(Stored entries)
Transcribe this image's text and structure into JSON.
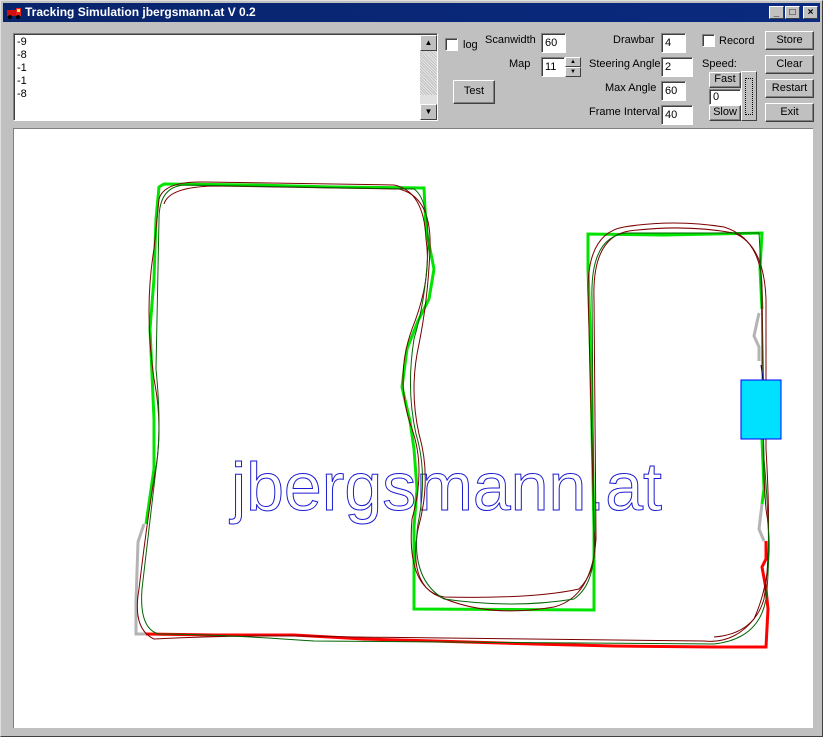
{
  "window": {
    "title": "Tracking Simulation jbergsmann.at V 0.2",
    "controls": {
      "minimize": "_",
      "maximize": "□",
      "close": "×"
    }
  },
  "log_lines": [
    "-9",
    "-8",
    "-1",
    "-1",
    "-8"
  ],
  "controls": {
    "log_label": "log",
    "scanwidth_label": "Scanwidth",
    "scanwidth_value": "60",
    "map_label": "Map",
    "map_value": "11",
    "test_button": "Test",
    "drawbar_label": "Drawbar",
    "drawbar_value": "4",
    "steering_angle_label": "Steering Angle",
    "steering_angle_value": "2",
    "max_angle_label": "Max Angle",
    "max_angle_value": "60",
    "frame_interval_label": "Frame Interval",
    "frame_interval_value": "40",
    "record_label": "Record",
    "speed_label": "Speed:",
    "fast_button": "Fast",
    "speed_value": "0",
    "slow_button": "Slow",
    "store_button": "Store",
    "clear_button": "Clear",
    "restart_button": "Restart",
    "exit_button": "Exit"
  },
  "canvas": {
    "watermark": "jbergsmann.at",
    "colors": {
      "track_green": "#00e400",
      "track_red": "#ff0000",
      "track_gray": "#b4b4b4",
      "path_darkred": "#7a0000",
      "path_darkgreen": "#006400",
      "vehicle": "#00e0ff",
      "watermark": "#1a1ad0"
    }
  }
}
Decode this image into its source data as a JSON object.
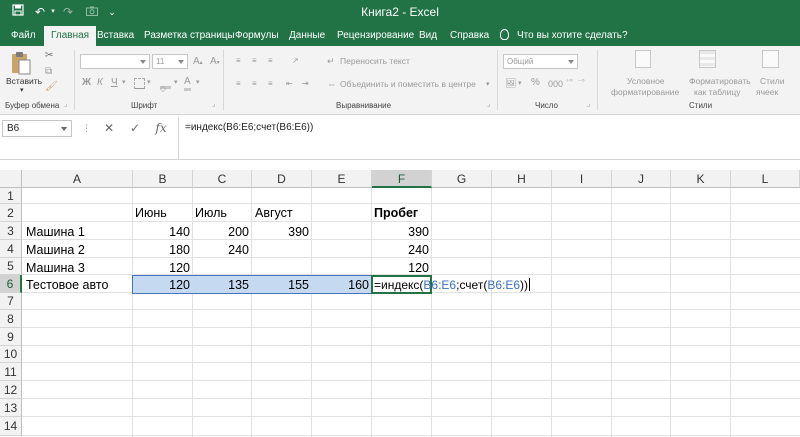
{
  "window": {
    "title": "Книга2  -  Excel"
  },
  "tabs": [
    "Файл",
    "Главная",
    "Вставка",
    "Разметка страницы",
    "Формулы",
    "Данные",
    "Рецензирование",
    "Вид",
    "Справка"
  ],
  "tell_me": "Что вы хотите сделать?",
  "ribbon": {
    "paste_label": "Вставить",
    "clipboard_label": "Буфер обмена",
    "font_group": "Шрифт",
    "font_size": "11",
    "bold": "Ж",
    "italic": "К",
    "underline": "Ч",
    "wrap_text": "Переносить текст",
    "merge_center": "Объединить и поместить в центре",
    "alignment_group": "Выравнивание",
    "number_format": "Общий",
    "number_group": "Число",
    "percent": "%",
    "thousands": "000",
    "cond_format": [
      "Условное",
      "форматирование"
    ],
    "format_table": [
      "Форматировать",
      "как таблицу"
    ],
    "cell_styles": [
      "Стили",
      "ячеек"
    ],
    "styles_group": "Стили"
  },
  "formula_bar": {
    "name_box": "B6",
    "fx": "fx",
    "formula": "=индекс(B6:E6;счет(B6:E6))"
  },
  "columns": [
    "A",
    "B",
    "C",
    "D",
    "E",
    "F",
    "G",
    "H",
    "I",
    "J",
    "K",
    "L"
  ],
  "rows": [
    "1",
    "2",
    "3",
    "4",
    "5",
    "6",
    "7",
    "8",
    "9",
    "10",
    "11",
    "12",
    "13",
    "14"
  ],
  "sheet": {
    "headers": {
      "B2": "Июнь",
      "C2": "Июль",
      "D2": "Август",
      "F2": "Пробег"
    },
    "A3": "Машина 1",
    "B3": "140",
    "C3": "200",
    "D3": "390",
    "F3": "390",
    "A4": "Машина 2",
    "B4": "180",
    "C4": "240",
    "F4": "240",
    "A5": "Машина 3",
    "B5": "120",
    "F5": "120",
    "A6": "Тестовое авто",
    "B6": "120",
    "C6": "135",
    "D6": "155",
    "E6": "160",
    "F6": {
      "p1": "=индекс(",
      "p2": "B6:E6",
      "p3": ";счет(",
      "p4": "B6:E6",
      "p5": "))"
    }
  },
  "colors": {
    "excel_green": "#217346",
    "selection": "#c5d9f1",
    "reference_blue": "#3b6fc8"
  }
}
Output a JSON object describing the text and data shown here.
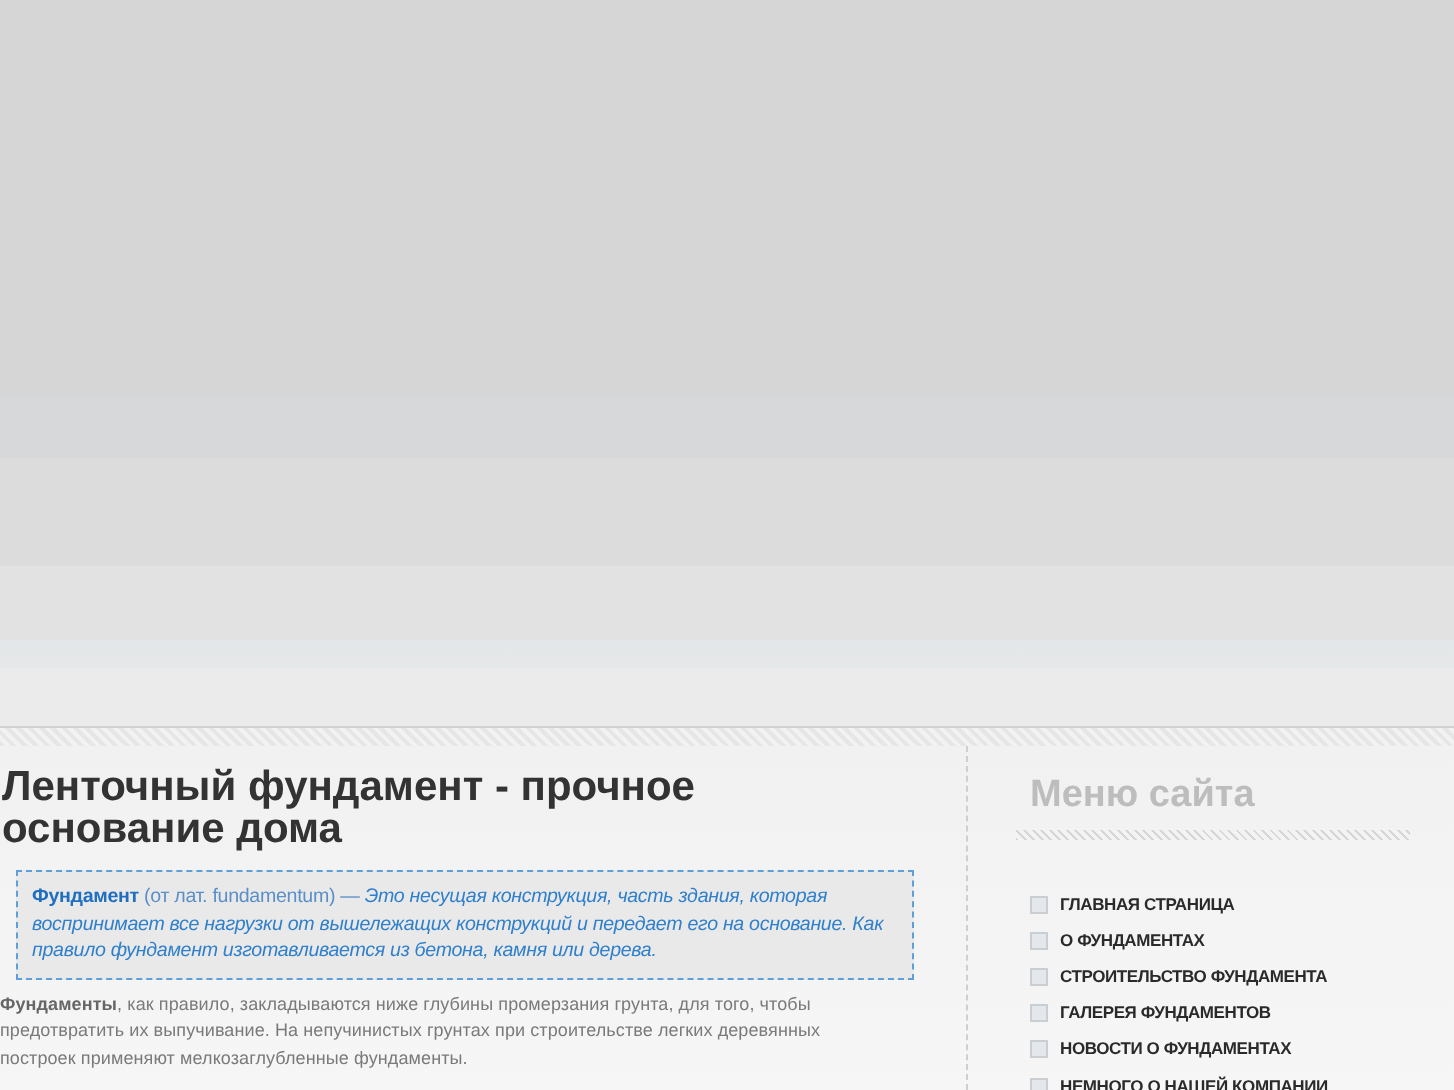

__WORK INSTRUCTIONS__:
Omit every picture while copying the listing above exactly.

__EXERCISE OUTPUT__:
Transcribe this image's text and structure into JSON.
{
  "window": {
    "title": "Tracking Simulation jbergsmann.at V 0.2",
    "controls": {
      "minimize": "_",
      "maximize": "□",
      "close": "×"
    }
  },
  "log_lines": [
    "-9",
    "-8",
    "-1",
    "-1",
    "-8"
  ],
  "controls": {
    "log_label": "log",
    "scanwidth_label": "Scanwidth",
    "scanwidth_value": "60",
    "map_label": "Map",
    "map_value": "11",
    "test_button": "Test",
    "drawbar_label": "Drawbar",
    "drawbar_value": "4",
    "steering_angle_label": "Steering Angle",
    "steering_angle_value": "2",
    "max_angle_label": "Max Angle",
    "max_angle_value": "60",
    "frame_interval_label": "Frame Interval",
    "frame_interval_value": "40",
    "record_label": "Record",
    "speed_label": "Speed:",
    "fast_button": "Fast",
    "speed_value": "0",
    "slow_button": "Slow",
    "store_button": "Store",
    "clear_button": "Clear",
    "restart_button": "Restart",
    "exit_button": "Exit"
  },
  "canvas": {
    "watermark": "jbergsmann.at",
    "colors": {
      "track_green": "#00e400",
      "track_red": "#ff0000",
      "track_gray": "#b4b4b4",
      "path_darkred": "#7a0000",
      "path_darkgreen": "#006400",
      "vehicle": "#00e0ff",
      "watermark": "#1a1ad0"
    }
  }
}
Decode this image into its source data as a JSON object.
{
  "window": {
    "title": "Книга2  -  Excel"
  },
  "tabs": [
    "Файл",
    "Главная",
    "Вставка",
    "Разметка страницы",
    "Формулы",
    "Данные",
    "Рецензирование",
    "Вид",
    "Справка"
  ],
  "tell_me": "Что вы хотите сделать?",
  "ribbon": {
    "paste_label": "Вставить",
    "clipboard_label": "Буфер обмена",
    "font_group": "Шрифт",
    "font_size": "11",
    "bold": "Ж",
    "italic": "К",
    "underline": "Ч",
    "wrap_text": "Переносить текст",
    "merge_center": "Объединить и поместить в центре",
    "alignment_group": "Выравнивание",
    "number_format": "Общий",
    "number_group": "Число",
    "percent": "%",
    "thousands": "000",
    "cond_format": [
      "Условное",
      "форматирование"
    ],
    "format_table": [
      "Форматировать",
      "как таблицу"
    ],
    "cell_styles": [
      "Стили",
      "ячеек"
    ],
    "styles_group": "Стили"
  },
  "formula_bar": {
    "name_box": "B6",
    "fx": "fx",
    "formula": "=индекс(B6:E6;счет(B6:E6))"
  },
  "columns": [
    "A",
    "B",
    "C",
    "D",
    "E",
    "F",
    "G",
    "H",
    "I",
    "J",
    "K",
    "L"
  ],
  "rows": [
    "1",
    "2",
    "3",
    "4",
    "5",
    "6",
    "7",
    "8",
    "9",
    "10",
    "11",
    "12",
    "13",
    "14"
  ],
  "sheet": {
    "headers": {
      "B2": "Июнь",
      "C2": "Июль",
      "D2": "Август",
      "F2": "Пробег"
    },
    "A3": "Машина 1",
    "B3": "140",
    "C3": "200",
    "D3": "390",
    "F3": "390",
    "A4": "Машина 2",
    "B4": "180",
    "C4": "240",
    "F4": "240",
    "A5": "Машина 3",
    "B5": "120",
    "F5": "120",
    "A6": "Тестовое авто",
    "B6": "120",
    "C6": "135",
    "D6": "155",
    "E6": "160",
    "F6": {
      "p1": "=индекс(",
      "p2": "B6:E6",
      "p3": ";счет(",
      "p4": "B6:E6",
      "p5": "))"
    }
  },
  "colors": {
    "excel_green": "#217346",
    "selection": "#c5d9f1",
    "reference_blue": "#3b6fc8"
  }
}
Output a JSON object describing the text and data shown here.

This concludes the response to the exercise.